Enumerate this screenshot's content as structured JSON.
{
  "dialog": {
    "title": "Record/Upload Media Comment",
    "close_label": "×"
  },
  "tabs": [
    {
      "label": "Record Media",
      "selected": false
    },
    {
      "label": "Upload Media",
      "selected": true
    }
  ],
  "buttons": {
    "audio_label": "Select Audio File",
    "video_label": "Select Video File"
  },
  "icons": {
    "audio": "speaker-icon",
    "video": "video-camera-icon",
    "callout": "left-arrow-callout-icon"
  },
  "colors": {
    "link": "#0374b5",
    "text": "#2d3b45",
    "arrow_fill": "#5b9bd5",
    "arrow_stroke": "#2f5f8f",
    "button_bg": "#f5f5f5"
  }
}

========

Take every line from the data that contains the word "File".

    "audio_label": "Select Audio File",
    "video_label": "Select Video File"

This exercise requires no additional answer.